• Görev yönergesi
Lütfen okul idarecilerindeki liyakat eksikliğini anlatan metni, son cümlesinden sonrasını yazarak sürdürün.

Ah neredesin liyakat? Hatalar oldu kat kat.
Belli şeylerin gölgesinde okullarda idareci koltuğuna oturanlar adeta oldular öğretmenlerin başına musallat.
Oradan alıp buraya koyuluyor ancak her yerde ve her koşulda aynı icraat. Sanırsın öğretmenin, öğrencinin yekünde eğitimin başına gelen böyük bir afat.
Yeni bir şey duyduysa dersten öğretmeni çağırıp dedikodu yapmak isteyecek kadar güzeldir ona hayat. Bilinse de kimse bir şey demez, bir şey yapmaz kalır içlerde cerahat
Yapması gereken bir işi birilerine yıkmakta nasıl hamarat. Yıkamasa da sorun değil çünkü hataları bir şekilde örtbas edildiği için kafası çok rahat.
Birilerini birbirine düşürüp kurum içi huzuru bozması onun için büyük hasılat. Sorsan yaptığı, anlattığı en büyük hakikat. Bulunmuyor hiç onda kabahat. Haklı da beziyor ediyor hakkından feragat.

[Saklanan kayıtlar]

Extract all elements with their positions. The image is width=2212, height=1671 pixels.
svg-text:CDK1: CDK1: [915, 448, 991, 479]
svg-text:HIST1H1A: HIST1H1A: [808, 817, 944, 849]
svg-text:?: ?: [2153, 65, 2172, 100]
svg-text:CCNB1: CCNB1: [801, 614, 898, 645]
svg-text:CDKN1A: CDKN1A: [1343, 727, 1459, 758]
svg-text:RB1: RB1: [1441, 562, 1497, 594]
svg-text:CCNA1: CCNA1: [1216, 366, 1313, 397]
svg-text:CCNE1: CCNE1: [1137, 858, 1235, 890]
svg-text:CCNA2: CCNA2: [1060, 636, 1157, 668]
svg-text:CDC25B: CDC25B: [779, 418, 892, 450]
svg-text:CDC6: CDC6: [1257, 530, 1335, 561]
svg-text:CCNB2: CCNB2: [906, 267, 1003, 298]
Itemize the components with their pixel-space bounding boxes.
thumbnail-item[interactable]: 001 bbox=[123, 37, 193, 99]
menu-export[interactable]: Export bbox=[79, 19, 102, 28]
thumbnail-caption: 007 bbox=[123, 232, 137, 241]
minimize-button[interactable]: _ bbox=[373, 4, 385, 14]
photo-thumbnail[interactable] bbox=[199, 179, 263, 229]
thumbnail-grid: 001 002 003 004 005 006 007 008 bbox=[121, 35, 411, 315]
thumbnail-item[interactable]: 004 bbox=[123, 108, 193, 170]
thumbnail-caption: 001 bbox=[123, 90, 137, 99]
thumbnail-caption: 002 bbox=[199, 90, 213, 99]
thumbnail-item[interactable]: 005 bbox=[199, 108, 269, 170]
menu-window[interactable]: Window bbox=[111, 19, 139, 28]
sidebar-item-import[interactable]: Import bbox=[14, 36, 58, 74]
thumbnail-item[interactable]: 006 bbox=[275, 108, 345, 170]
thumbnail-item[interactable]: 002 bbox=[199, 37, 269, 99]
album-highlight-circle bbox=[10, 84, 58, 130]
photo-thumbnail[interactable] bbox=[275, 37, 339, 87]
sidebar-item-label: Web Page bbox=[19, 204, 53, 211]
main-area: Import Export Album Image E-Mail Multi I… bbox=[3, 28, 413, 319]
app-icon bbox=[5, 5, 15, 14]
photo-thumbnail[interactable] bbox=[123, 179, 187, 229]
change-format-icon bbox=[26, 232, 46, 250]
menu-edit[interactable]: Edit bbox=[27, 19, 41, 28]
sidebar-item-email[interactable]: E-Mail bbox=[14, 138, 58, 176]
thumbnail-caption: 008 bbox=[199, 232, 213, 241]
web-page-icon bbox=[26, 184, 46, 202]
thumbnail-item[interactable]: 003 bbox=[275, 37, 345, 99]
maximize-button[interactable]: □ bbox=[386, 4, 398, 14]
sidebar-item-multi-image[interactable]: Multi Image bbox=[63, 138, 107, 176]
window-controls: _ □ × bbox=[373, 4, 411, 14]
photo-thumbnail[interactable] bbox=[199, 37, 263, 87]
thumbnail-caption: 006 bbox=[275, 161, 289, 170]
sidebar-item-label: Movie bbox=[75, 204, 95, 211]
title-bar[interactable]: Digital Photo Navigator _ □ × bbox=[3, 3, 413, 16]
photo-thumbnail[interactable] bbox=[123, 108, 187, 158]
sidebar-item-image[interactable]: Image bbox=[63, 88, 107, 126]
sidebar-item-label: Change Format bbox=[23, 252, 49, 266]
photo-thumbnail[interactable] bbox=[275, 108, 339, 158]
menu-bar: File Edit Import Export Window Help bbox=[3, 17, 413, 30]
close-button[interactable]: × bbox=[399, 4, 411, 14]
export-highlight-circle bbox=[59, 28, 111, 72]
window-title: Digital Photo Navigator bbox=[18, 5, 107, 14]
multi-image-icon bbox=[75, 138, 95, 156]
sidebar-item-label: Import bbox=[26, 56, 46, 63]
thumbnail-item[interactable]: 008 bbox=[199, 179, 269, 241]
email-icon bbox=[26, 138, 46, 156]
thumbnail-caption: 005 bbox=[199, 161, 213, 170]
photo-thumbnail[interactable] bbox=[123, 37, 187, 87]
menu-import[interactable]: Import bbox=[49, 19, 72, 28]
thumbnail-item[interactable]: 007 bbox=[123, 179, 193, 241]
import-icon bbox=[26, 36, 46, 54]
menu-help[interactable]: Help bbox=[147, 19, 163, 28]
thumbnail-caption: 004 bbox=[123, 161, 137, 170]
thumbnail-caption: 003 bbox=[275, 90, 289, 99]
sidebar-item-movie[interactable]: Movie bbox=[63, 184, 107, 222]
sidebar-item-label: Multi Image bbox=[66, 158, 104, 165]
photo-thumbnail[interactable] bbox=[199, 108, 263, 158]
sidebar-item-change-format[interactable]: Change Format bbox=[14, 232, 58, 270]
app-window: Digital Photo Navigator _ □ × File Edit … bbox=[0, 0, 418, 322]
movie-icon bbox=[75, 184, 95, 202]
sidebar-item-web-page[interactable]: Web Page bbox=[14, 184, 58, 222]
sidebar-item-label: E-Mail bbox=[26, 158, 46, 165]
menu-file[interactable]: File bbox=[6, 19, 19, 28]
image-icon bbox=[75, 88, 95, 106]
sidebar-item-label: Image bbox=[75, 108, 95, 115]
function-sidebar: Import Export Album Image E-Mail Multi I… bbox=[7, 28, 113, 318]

• Çözümlü alıştırma
Hiç hayra alamet değil bu gidişat. İşlerinde pek bulunmaz hayır hasenat. Koyulan yerler, oluyor bir bir harabat. Bilmeyiz kimlerdir onun için istinat. Lakin “dur” denilmez ise kapınızda bekler çokça bir zuhurat.
Etmez isen şu dilini ıslahat, dökülür cemaziyülevvelindeki zerzevat. Son hakkındır bu olasın pürdikkat. Yoksa dilindeki fücurat, gerçeklerin yanında kalır teferruat.
Dilerim kendilerine korur etrafındaki taallukat.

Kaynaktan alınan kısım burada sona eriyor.